WHAT YOU WILL DO: Run through the records and, wherever a line holds the word "cells", return that line.

INPUT DATA:
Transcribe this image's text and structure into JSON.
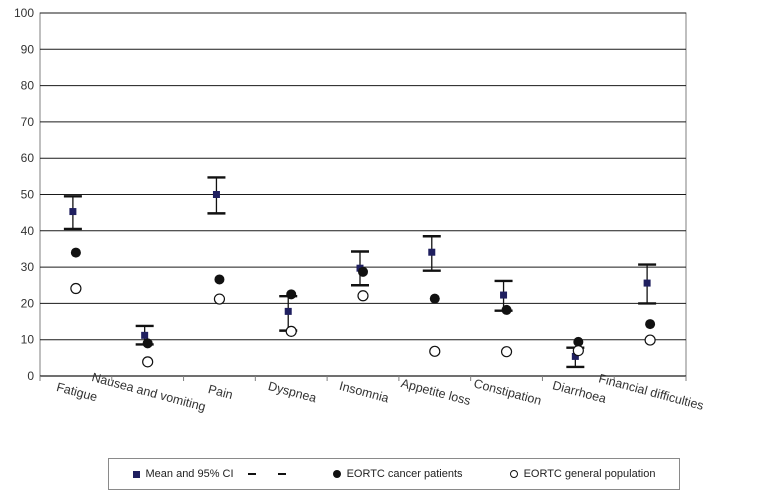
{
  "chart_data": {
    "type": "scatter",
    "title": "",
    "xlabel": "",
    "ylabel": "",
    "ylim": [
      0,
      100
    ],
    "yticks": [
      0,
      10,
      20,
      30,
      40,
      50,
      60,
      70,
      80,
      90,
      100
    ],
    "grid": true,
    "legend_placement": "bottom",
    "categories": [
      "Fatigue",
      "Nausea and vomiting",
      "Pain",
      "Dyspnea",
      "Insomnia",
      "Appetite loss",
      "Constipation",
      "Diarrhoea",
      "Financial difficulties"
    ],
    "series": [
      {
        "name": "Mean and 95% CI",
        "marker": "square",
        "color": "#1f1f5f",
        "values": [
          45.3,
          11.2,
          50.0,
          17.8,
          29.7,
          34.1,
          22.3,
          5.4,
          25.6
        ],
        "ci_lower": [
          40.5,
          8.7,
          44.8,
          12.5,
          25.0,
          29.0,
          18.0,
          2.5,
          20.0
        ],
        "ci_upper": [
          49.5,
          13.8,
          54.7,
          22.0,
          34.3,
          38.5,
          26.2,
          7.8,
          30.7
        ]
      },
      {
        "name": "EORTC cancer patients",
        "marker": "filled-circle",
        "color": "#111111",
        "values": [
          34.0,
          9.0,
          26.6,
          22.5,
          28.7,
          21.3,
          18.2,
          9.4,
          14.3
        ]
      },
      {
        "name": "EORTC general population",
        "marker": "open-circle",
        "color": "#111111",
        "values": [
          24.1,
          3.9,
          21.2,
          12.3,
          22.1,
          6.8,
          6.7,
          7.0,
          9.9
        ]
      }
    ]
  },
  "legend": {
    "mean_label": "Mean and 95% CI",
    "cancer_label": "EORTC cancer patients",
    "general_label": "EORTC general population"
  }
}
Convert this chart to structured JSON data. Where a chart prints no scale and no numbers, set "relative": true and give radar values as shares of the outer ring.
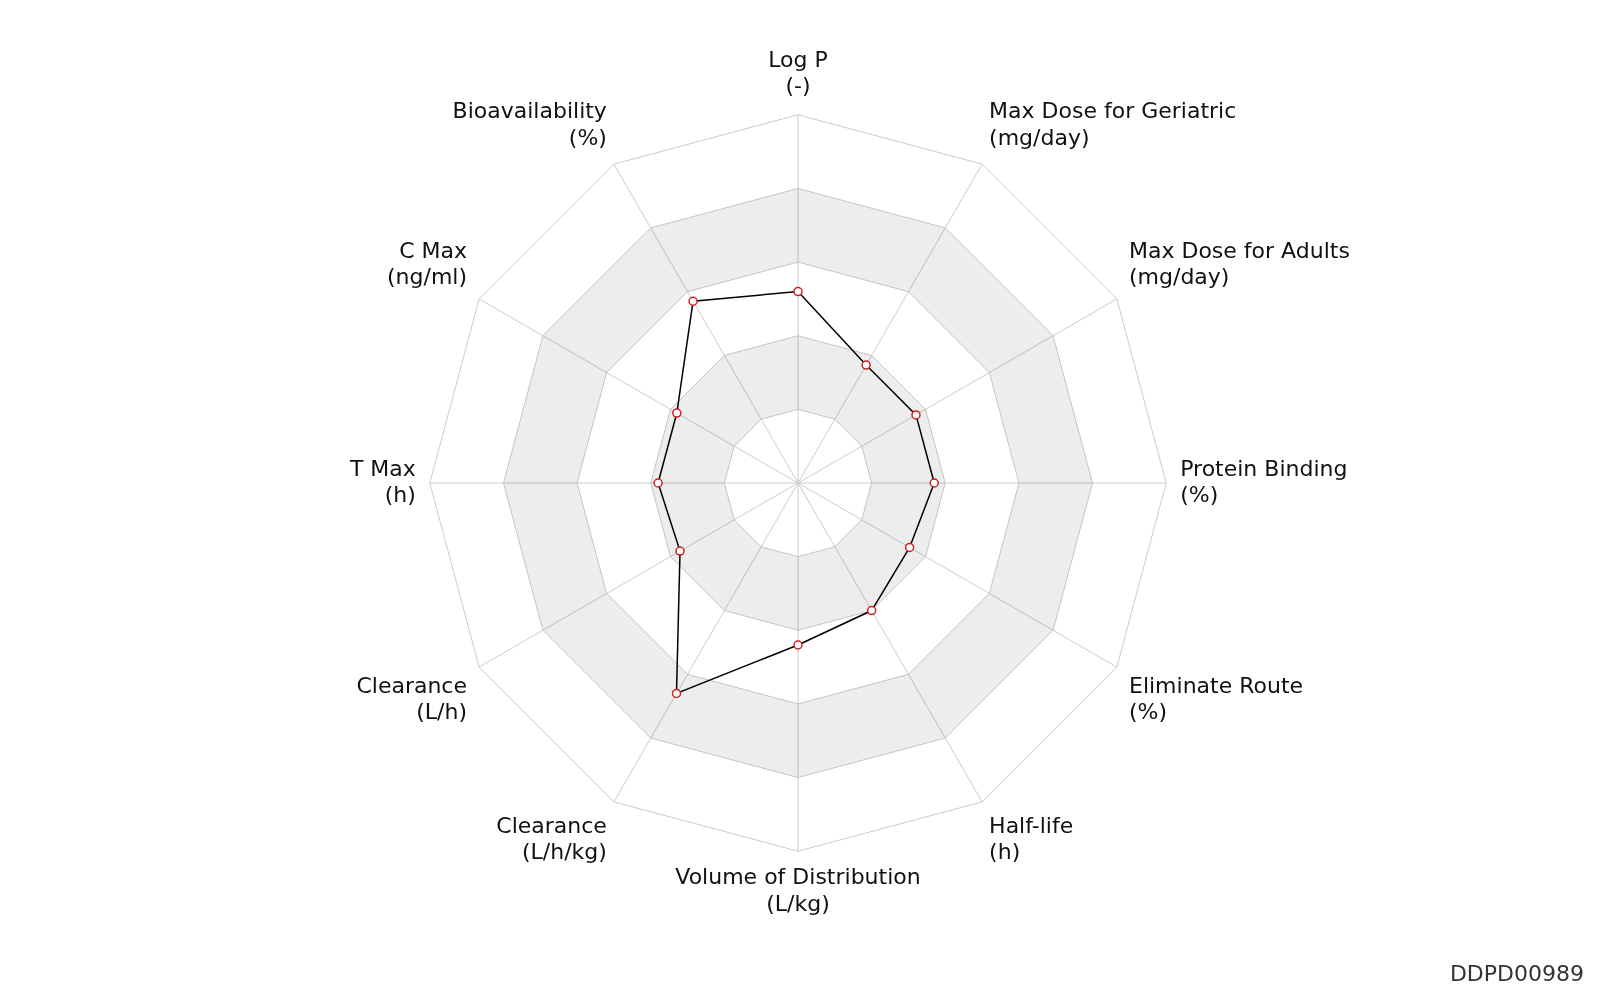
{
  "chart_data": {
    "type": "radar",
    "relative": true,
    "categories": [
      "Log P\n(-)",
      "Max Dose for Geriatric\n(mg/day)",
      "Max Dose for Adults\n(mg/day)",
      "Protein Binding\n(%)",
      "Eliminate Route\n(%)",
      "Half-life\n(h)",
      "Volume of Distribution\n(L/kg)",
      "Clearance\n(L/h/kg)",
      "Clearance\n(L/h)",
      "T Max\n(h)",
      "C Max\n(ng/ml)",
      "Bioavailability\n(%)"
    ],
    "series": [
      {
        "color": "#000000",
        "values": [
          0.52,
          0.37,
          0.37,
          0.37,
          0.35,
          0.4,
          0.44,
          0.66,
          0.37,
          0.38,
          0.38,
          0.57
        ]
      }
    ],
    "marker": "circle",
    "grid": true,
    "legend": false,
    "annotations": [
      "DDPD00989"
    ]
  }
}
---
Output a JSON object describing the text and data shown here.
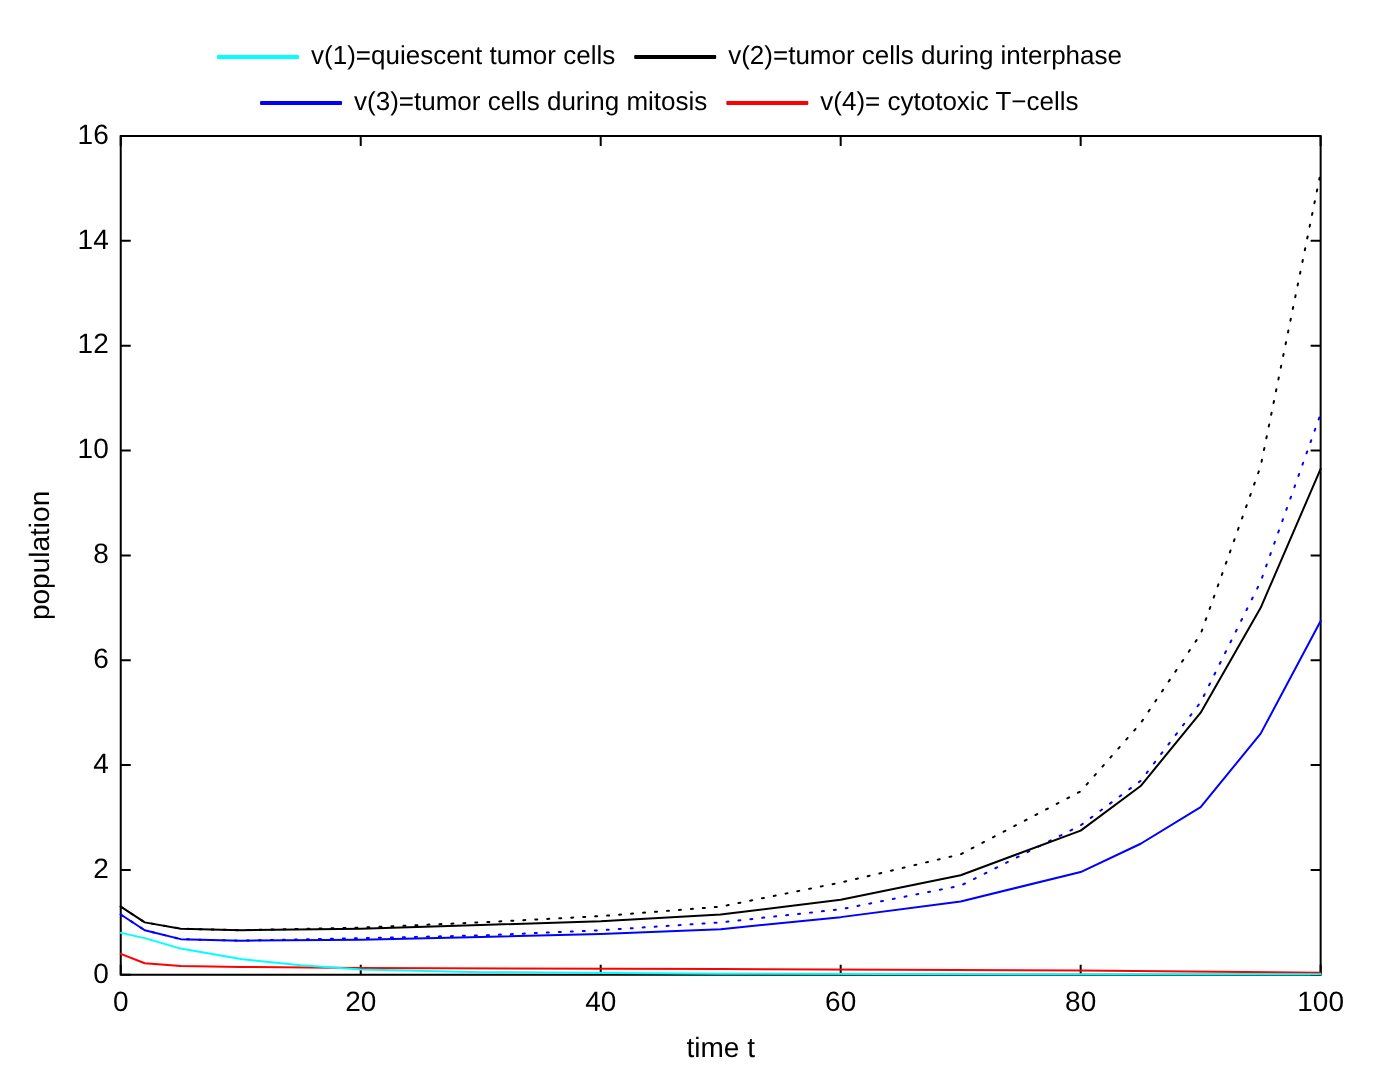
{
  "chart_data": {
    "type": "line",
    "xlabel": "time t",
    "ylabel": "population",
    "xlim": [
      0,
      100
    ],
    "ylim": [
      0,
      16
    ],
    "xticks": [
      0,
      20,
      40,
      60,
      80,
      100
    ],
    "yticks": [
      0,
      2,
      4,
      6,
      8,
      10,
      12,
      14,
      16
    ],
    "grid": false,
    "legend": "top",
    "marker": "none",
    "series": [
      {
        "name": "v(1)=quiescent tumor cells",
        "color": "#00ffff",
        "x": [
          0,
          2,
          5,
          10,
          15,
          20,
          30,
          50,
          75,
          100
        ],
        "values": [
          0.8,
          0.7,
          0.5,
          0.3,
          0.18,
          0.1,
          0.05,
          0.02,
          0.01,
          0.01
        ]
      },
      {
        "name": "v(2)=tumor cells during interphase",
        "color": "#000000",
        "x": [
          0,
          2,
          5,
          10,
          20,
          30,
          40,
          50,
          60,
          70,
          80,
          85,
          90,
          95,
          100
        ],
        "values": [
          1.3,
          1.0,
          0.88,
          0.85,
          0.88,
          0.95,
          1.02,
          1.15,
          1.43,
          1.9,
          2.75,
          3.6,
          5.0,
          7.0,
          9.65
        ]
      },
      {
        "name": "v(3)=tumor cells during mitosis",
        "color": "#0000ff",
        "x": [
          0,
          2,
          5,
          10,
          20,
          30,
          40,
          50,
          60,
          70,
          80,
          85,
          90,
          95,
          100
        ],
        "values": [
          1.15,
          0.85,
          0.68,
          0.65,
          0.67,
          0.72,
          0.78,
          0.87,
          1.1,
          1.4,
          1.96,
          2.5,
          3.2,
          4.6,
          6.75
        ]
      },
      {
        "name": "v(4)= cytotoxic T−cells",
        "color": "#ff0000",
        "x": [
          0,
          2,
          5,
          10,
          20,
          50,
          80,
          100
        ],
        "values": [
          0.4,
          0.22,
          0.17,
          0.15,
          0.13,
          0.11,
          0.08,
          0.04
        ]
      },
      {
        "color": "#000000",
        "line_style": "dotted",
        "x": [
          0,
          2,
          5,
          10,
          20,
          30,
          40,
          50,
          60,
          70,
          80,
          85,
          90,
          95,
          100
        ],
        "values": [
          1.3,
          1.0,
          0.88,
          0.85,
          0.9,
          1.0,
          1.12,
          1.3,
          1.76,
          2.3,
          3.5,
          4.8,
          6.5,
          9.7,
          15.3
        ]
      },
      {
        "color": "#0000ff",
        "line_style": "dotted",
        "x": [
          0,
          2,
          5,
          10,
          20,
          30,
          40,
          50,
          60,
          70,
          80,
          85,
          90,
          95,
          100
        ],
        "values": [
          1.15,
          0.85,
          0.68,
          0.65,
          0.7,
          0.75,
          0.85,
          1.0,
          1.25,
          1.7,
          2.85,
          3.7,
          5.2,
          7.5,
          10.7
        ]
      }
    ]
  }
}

COMPLETED TASK:
        "name": "v(1)=quiescent tumor cells",
        "name": "v(2)=tumor cells during interphase",
        "name": "v(3)=tumor cells during mitosis",
        "name": "v(4)= cytotoxic T−cells",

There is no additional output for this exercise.